## What is expected
Pull out every line of the listing below where "провязать" appears.

## Data for this task
[BEGIN]

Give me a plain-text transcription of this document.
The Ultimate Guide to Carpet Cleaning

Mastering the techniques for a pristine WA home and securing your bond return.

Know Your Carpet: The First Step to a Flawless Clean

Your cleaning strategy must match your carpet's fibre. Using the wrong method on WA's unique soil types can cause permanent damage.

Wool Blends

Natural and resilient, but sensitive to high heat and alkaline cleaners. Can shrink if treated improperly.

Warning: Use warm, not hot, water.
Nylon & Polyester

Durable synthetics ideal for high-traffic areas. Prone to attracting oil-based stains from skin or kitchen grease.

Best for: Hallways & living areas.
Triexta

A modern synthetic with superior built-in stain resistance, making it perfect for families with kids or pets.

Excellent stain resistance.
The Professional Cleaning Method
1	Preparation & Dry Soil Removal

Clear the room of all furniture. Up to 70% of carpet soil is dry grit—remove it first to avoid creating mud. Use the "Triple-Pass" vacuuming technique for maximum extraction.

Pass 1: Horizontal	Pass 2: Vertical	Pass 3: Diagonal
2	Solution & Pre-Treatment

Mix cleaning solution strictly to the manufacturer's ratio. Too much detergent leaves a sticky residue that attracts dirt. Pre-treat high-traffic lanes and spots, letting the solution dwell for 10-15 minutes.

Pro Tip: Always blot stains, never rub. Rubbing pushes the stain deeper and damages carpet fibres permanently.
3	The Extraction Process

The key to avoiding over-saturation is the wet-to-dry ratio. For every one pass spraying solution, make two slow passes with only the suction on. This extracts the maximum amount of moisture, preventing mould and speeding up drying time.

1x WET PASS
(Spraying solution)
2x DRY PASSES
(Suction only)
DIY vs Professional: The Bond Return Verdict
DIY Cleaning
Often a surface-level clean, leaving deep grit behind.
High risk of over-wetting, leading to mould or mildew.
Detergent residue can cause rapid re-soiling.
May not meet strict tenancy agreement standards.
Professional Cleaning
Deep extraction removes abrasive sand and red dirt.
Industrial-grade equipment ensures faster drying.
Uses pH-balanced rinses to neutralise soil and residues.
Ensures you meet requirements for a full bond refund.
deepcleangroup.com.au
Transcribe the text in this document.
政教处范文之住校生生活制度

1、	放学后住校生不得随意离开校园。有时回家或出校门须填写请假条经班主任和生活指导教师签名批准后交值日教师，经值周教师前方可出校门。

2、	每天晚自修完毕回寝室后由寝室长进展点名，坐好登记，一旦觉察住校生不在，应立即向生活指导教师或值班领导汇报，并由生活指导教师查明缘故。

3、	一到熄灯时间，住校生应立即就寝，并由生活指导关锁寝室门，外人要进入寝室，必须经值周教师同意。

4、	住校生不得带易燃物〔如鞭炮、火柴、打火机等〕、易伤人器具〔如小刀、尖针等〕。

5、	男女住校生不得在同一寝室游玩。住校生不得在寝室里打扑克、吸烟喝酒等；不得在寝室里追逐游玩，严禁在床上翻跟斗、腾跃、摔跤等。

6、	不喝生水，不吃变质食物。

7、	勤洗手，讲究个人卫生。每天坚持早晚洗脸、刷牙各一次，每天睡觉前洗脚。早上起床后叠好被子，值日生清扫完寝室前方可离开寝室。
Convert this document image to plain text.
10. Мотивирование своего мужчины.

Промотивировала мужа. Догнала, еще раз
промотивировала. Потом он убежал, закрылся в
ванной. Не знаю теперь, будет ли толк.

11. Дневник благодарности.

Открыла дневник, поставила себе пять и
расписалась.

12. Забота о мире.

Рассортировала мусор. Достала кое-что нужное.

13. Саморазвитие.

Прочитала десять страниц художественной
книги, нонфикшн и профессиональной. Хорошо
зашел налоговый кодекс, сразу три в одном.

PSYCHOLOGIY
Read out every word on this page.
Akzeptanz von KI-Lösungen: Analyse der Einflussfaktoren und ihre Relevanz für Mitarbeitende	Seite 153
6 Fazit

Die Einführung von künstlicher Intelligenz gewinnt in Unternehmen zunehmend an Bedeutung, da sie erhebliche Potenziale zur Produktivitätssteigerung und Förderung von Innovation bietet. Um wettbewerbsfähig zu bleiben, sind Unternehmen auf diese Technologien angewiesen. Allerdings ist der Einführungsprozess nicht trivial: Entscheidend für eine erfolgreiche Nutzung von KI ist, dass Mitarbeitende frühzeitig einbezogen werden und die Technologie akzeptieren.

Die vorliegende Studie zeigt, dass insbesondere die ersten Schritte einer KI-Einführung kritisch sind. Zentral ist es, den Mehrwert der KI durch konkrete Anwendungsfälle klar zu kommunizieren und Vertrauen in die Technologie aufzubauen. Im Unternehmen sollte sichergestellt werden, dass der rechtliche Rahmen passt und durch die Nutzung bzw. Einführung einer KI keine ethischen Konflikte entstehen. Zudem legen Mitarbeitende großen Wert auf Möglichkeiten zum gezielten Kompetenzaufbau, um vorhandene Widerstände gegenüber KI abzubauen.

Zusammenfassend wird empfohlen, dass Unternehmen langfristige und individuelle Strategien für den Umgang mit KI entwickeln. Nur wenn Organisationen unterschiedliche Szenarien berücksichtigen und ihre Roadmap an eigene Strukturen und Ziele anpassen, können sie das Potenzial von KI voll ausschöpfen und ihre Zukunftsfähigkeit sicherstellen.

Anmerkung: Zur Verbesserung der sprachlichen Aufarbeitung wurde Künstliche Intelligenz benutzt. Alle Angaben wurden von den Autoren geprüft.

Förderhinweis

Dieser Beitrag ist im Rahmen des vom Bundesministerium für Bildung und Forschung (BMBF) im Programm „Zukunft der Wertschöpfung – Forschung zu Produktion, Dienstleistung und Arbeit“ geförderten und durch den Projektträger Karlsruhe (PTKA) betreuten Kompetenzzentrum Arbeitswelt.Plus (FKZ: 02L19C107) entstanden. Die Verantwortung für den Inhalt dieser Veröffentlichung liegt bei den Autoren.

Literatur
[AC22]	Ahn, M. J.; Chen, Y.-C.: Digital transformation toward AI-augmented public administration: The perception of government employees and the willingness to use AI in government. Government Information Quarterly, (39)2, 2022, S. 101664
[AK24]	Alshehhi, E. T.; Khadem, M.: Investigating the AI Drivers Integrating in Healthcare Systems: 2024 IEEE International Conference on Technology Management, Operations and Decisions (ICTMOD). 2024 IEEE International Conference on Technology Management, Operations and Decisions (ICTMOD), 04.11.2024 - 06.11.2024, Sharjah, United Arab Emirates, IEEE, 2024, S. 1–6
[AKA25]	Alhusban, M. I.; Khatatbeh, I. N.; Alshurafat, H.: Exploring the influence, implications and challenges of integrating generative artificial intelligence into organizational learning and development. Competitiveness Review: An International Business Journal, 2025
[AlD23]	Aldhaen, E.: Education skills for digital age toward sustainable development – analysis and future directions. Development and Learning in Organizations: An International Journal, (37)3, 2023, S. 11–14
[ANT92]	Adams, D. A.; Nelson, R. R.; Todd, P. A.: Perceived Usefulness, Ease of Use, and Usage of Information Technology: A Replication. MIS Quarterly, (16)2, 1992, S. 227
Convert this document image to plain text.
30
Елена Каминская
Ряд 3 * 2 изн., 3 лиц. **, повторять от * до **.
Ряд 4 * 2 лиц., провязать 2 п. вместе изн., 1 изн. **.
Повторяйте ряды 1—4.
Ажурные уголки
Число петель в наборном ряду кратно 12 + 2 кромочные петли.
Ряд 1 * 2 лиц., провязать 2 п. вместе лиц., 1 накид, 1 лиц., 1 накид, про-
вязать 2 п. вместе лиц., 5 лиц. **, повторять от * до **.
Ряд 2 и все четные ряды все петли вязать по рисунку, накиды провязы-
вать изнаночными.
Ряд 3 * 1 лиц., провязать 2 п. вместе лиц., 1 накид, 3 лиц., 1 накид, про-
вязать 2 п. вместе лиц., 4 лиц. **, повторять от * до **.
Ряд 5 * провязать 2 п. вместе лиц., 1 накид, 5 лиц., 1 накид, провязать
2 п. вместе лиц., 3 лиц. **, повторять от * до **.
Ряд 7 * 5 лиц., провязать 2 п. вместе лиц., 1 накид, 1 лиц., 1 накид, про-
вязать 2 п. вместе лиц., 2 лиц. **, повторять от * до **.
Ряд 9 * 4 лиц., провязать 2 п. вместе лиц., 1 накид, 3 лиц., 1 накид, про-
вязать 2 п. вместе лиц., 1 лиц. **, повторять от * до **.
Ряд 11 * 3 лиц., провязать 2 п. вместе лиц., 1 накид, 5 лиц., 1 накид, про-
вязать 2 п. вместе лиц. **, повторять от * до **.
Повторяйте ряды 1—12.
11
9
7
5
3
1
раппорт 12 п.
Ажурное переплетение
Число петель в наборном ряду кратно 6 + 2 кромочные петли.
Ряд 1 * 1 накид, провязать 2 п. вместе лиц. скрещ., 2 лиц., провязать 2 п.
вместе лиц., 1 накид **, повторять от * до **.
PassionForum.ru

[END]

## Response for this exercise
Ряд 4 * 2 лиц., провязать 2 п. вместе изн., 1 изн. **.
Ряд 1 * 2 лиц., провязать 2 п. вместе лиц., 1 накид, 1 лиц., 1 накид, про-
Ряд 3 * 1 лиц., провязать 2 п. вместе лиц., 1 накид, 3 лиц., 1 накид, про-
Ряд 5 * провязать 2 п. вместе лиц., 1 накид, 5 лиц., 1 накид, провязать
Ряд 7 * 5 лиц., провязать 2 п. вместе лиц., 1 накид, 1 лиц., 1 накид, про-
Ряд 9 * 4 лиц., провязать 2 п. вместе лиц., 1 накид, 3 лиц., 1 накид, про-
Ряд 11 * 3 лиц., провязать 2 п. вместе лиц., 1 накид, 5 лиц., 1 накид, про-
Ряд 1 * 1 накид, провязать 2 п. вместе лиц. скрещ., 2 лиц., провязать 2 п.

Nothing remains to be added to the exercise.